**EXERCISE DESCRIPTION:**
Restate each line of the listing exactly, without carrying over any pictures.

**DATASET ROWS:**
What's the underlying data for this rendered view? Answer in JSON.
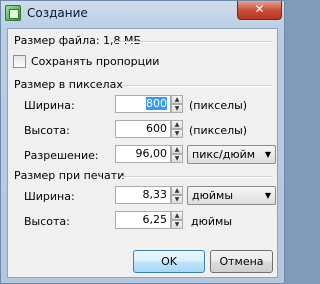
{
  "window": {
    "title": "Создание",
    "close_symbol": "✕"
  },
  "file_size_label": "Размер файла: 1,8 МБ",
  "keep_proportions": {
    "label": "Сохранять пропорции",
    "checked": false
  },
  "pixel_size": {
    "section_label": "Размер в пикселах",
    "width": {
      "label": "Ширина:",
      "value": "800",
      "unit": "(пикселы)"
    },
    "height": {
      "label": "Высота:",
      "value": "600",
      "unit": "(пикселы)"
    },
    "resolution": {
      "label": "Разрешение:",
      "value": "96,00",
      "unit_selected": "пикс/дюйм"
    }
  },
  "print_size": {
    "section_label": "Размер при печати",
    "width": {
      "label": "Ширина:",
      "value": "8,33",
      "unit_selected": "дюймы"
    },
    "height": {
      "label": "Высота:",
      "value": "6,25",
      "unit": "дюймы"
    }
  },
  "buttons": {
    "ok": "OK",
    "cancel": "Отмена"
  },
  "icons": {
    "spin_up": "▲",
    "spin_down": "▼",
    "dropdown": "▼"
  }
}
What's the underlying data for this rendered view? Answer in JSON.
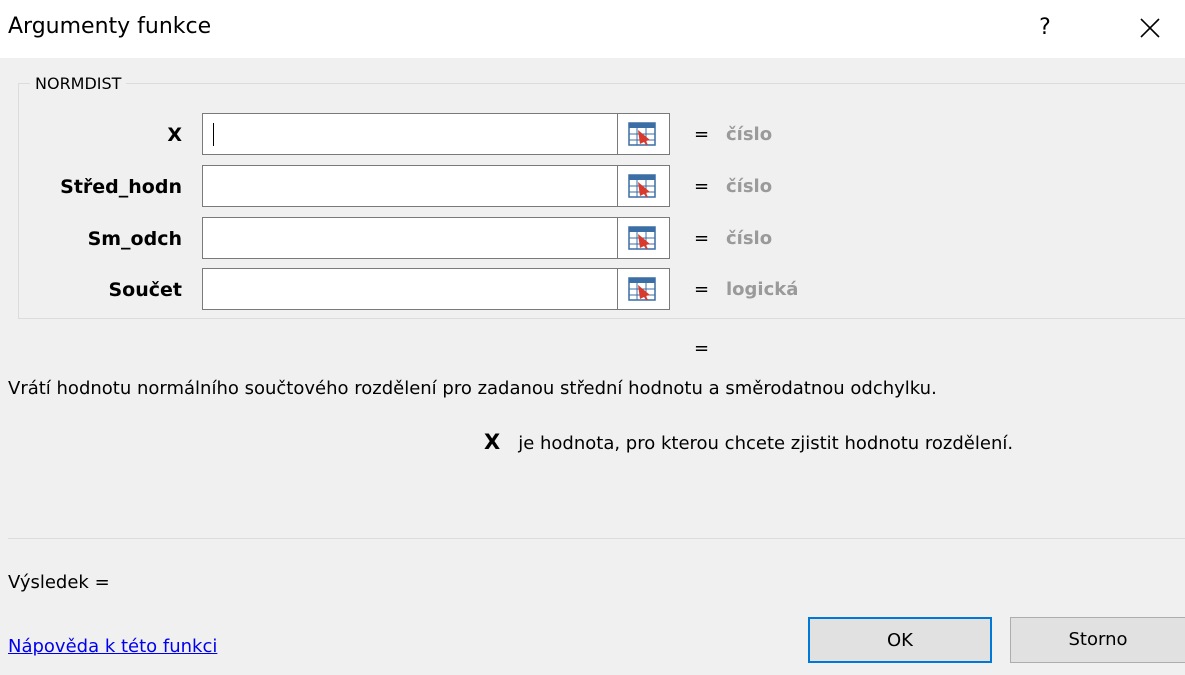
{
  "window": {
    "title": "Argumenty funkce",
    "help_label": "?"
  },
  "function_group": {
    "name": "NORMDIST",
    "arguments": [
      {
        "label": "X",
        "value": "",
        "result": "číslo"
      },
      {
        "label": "Střed_hodn",
        "value": "",
        "result": "číslo"
      },
      {
        "label": "Sm_odch",
        "value": "",
        "result": "číslo"
      },
      {
        "label": "Součet",
        "value": "",
        "result": "logická"
      }
    ],
    "equals": "="
  },
  "formula_result_equals": "=",
  "description": "Vrátí hodnotu normálního součtového rozdělení pro zadanou střední hodnotu a směrodatnou odchylku.",
  "arg_help": {
    "name": "X",
    "text": "je hodnota, pro kterou chcete zjistit hodnotu rozdělení."
  },
  "result_label": "Výsledek =",
  "help_link": "Nápověda k této funkci",
  "buttons": {
    "ok": "OK",
    "cancel": "Storno"
  },
  "colors": {
    "background": "#f0f0f0",
    "accent": "#0078d7",
    "link": "#0000ee",
    "muted": "#9a9a9a"
  },
  "icons": {
    "help": "question-mark-icon",
    "close": "close-icon",
    "range_select": "range-select-icon"
  }
}
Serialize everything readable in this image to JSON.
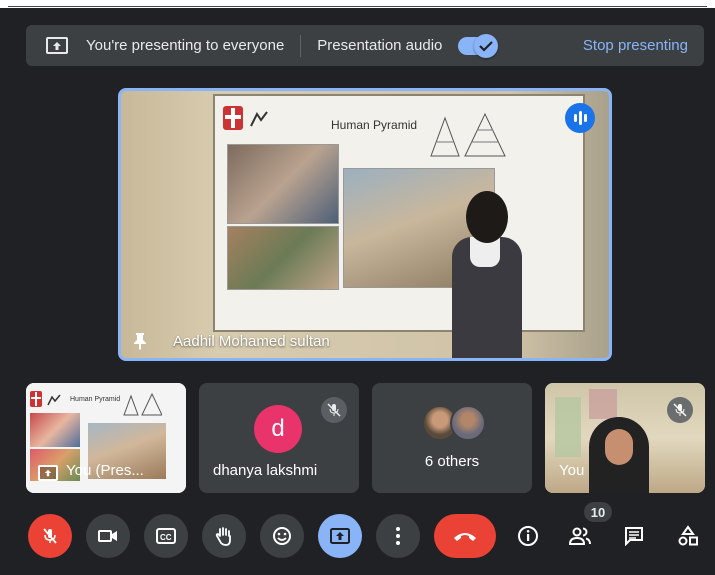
{
  "banner": {
    "presenting_text": "You're presenting to everyone",
    "audio_label": "Presentation audio",
    "audio_enabled": true,
    "stop_label": "Stop presenting"
  },
  "main_tile": {
    "participant_name": "Aadhil Mohamed sultan",
    "slide_title": "Human Pyramid",
    "pinned": true,
    "speaking": true
  },
  "tiles": [
    {
      "name": "You (Pres...",
      "type": "presentation",
      "slide_title": "Human Pyramid"
    },
    {
      "name": "dhanya lakshmi",
      "initial": "d",
      "avatar_color": "#e8336b",
      "muted": true
    },
    {
      "name": "6 others",
      "type": "group"
    },
    {
      "name": "You",
      "muted": true
    }
  ],
  "controls": {
    "people_count": "10",
    "mic_muted": true,
    "presenting": true
  },
  "colors": {
    "accent": "#8ab4f8",
    "danger": "#ea4335",
    "surface": "#3c4043",
    "background": "#202124"
  }
}
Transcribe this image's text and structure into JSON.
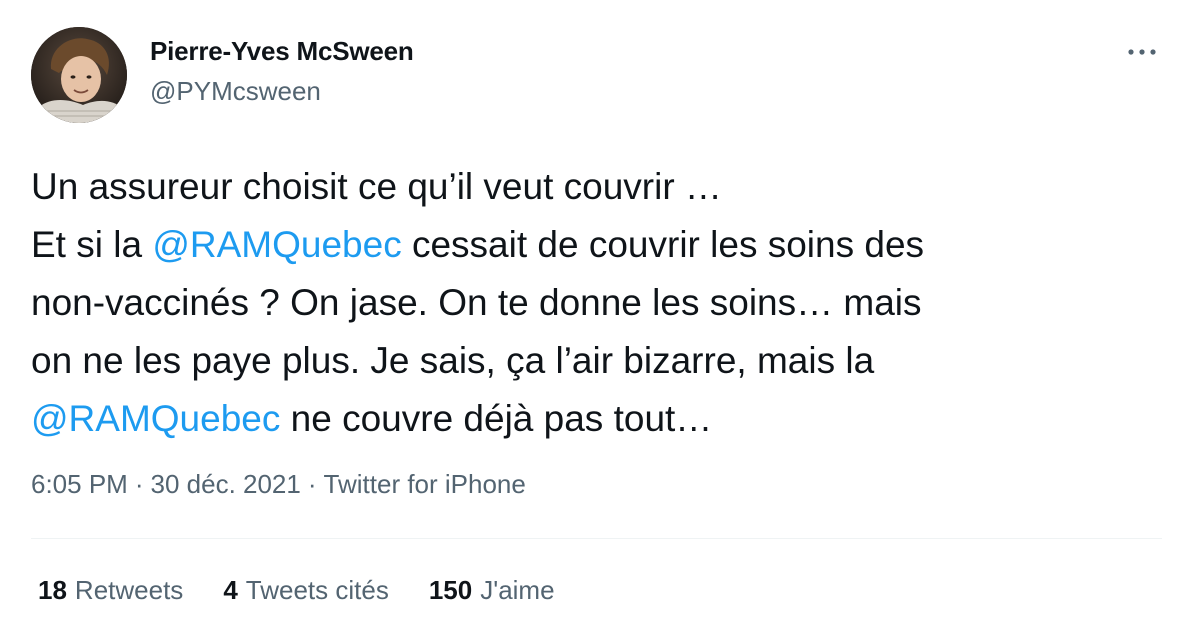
{
  "author": {
    "name": "Pierre-Yves McSween",
    "handle": "@PYMcsween",
    "avatar_icon": "profile-photo"
  },
  "more_icon": "more-horizontal-icon",
  "tweet": {
    "line1": "Un assureur choisit ce qu’il veut couvrir …",
    "line2_before": "Et si la ",
    "line2_mention": "@RAMQuebec",
    "line2_after": " cessait de couvrir les soins des",
    "line3": "non-vaccinés ?  On jase. On te donne les soins… mais",
    "line4": "on ne les paye plus. Je sais, ça l’air bizarre, mais la",
    "line5_mention": "@RAMQuebec",
    "line5_after": " ne couvre déjà pas tout…"
  },
  "meta": {
    "time": "6:05 PM",
    "separator": "·",
    "date": "30 déc. 2021",
    "source": "Twitter for iPhone"
  },
  "stats": [
    {
      "count": "18",
      "label": "Retweets"
    },
    {
      "count": "4",
      "label": "Tweets cités"
    },
    {
      "count": "150",
      "label": "J'aime"
    }
  ],
  "colors": {
    "text": "#0f1419",
    "secondary": "#536471",
    "link": "#1d9bf0",
    "divider": "#eff3f4"
  }
}
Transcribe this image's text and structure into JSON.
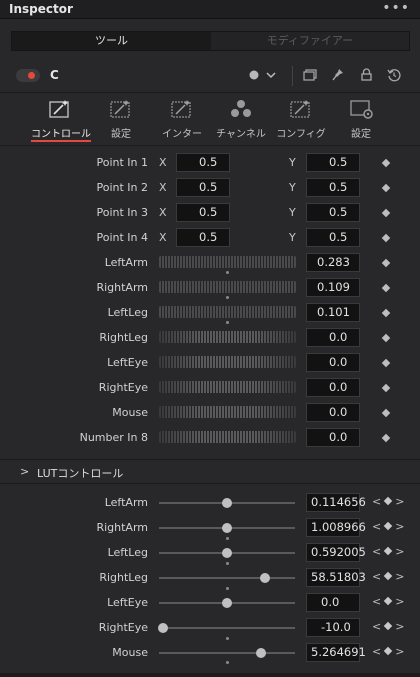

**RESPONSE TO THE EXERCISE:**
What's the underlying data for this rendered view? Answer in JSON.
{
  "window": {
    "title": "Создание",
    "close_symbol": "✕"
  },
  "file_size_label": "Размер файла: 1,8 МБ",
  "keep_proportions": {
    "label": "Сохранять пропорции",
    "checked": false
  },
  "pixel_size": {
    "section_label": "Размер в пикселах",
    "width": {
      "label": "Ширина:",
      "value": "800",
      "unit": "(пикселы)"
    },
    "height": {
      "label": "Высота:",
      "value": "600",
      "unit": "(пикселы)"
    },
    "resolution": {
      "label": "Разрешение:",
      "value": "96,00",
      "unit_selected": "пикс/дюйм"
    }
  },
  "print_size": {
    "section_label": "Размер при печати",
    "width": {
      "label": "Ширина:",
      "value": "8,33",
      "unit_selected": "дюймы"
    },
    "height": {
      "label": "Высота:",
      "value": "6,25",
      "unit": "дюймы"
    }
  },
  "buttons": {
    "ok": "OK",
    "cancel": "Отмена"
  },
  "icons": {
    "spin_up": "▲",
    "spin_down": "▼",
    "dropdown": "▼"
  }
}
What's the underlying data for this rendered view? Answer in JSON.
{
  "window": {
    "title": "Argumenty funkce",
    "help_label": "?"
  },
  "function_group": {
    "name": "NORMDIST",
    "arguments": [
      {
        "label": "X",
        "value": "",
        "result": "číslo"
      },
      {
        "label": "Střed_hodn",
        "value": "",
        "result": "číslo"
      },
      {
        "label": "Sm_odch",
        "value": "",
        "result": "číslo"
      },
      {
        "label": "Součet",
        "value": "",
        "result": "logická"
      }
    ],
    "equals": "="
  },
  "formula_result_equals": "=",
  "description": "Vrátí hodnotu normálního součtového rozdělení pro zadanou střední hodnotu a směrodatnou odchylku.",
  "arg_help": {
    "name": "X",
    "text": "je hodnota, pro kterou chcete zjistit hodnotu rozdělení."
  },
  "result_label": "Výsledek =",
  "help_link": "Nápověda k této funkci",
  "buttons": {
    "ok": "OK",
    "cancel": "Storno"
  },
  "colors": {
    "background": "#f0f0f0",
    "accent": "#0078d7",
    "link": "#0000ee",
    "muted": "#9a9a9a"
  },
  "icons": {
    "help": "question-mark-icon",
    "close": "close-icon",
    "range_select": "range-select-icon"
  }
}
Serialize everything readable in this image to JSON.
{
  "banner": {
    "presenting_text": "You're presenting to everyone",
    "audio_label": "Presentation audio",
    "audio_enabled": true,
    "stop_label": "Stop presenting"
  },
  "main_tile": {
    "participant_name": "Aadhil Mohamed sultan",
    "slide_title": "Human Pyramid",
    "pinned": true,
    "speaking": true
  },
  "tiles": [
    {
      "name": "You (Pres...",
      "type": "presentation",
      "slide_title": "Human Pyramid"
    },
    {
      "name": "dhanya lakshmi",
      "initial": "d",
      "avatar_color": "#e8336b",
      "muted": true
    },
    {
      "name": "6 others",
      "type": "group"
    },
    {
      "name": "You",
      "muted": true
    }
  ],
  "controls": {
    "people_count": "10",
    "mic_muted": true,
    "presenting": true
  },
  "colors": {
    "accent": "#8ab4f8",
    "danger": "#ea4335",
    "surface": "#3c4043",
    "background": "#202124"
  }
}
Transcribe this image's text and structure into JSON.
{
  "author": {
    "name": "Pierre-Yves McSween",
    "handle": "@PYMcsween",
    "avatar_icon": "profile-photo"
  },
  "more_icon": "more-horizontal-icon",
  "tweet": {
    "line1": "Un assureur choisit ce qu’il veut couvrir …",
    "line2_before": "Et si la ",
    "line2_mention": "@RAMQuebec",
    "line2_after": " cessait de couvrir les soins des",
    "line3": "non-vaccinés ?  On jase. On te donne les soins… mais",
    "line4": "on ne les paye plus. Je sais, ça l’air bizarre, mais la",
    "line5_mention": "@RAMQuebec",
    "line5_after": " ne couvre déjà pas tout…"
  },
  "meta": {
    "time": "6:05 PM",
    "separator": "·",
    "date": "30 déc. 2021",
    "source": "Twitter for iPhone"
  },
  "stats": [
    {
      "count": "18",
      "label": "Retweets"
    },
    {
      "count": "4",
      "label": "Tweets cités"
    },
    {
      "count": "150",
      "label": "J'aime"
    }
  ],
  "colors": {
    "text": "#0f1419",
    "secondary": "#536471",
    "link": "#1d9bf0",
    "divider": "#eff3f4"
  }
}
Transcribe this image's text and structure into JSON.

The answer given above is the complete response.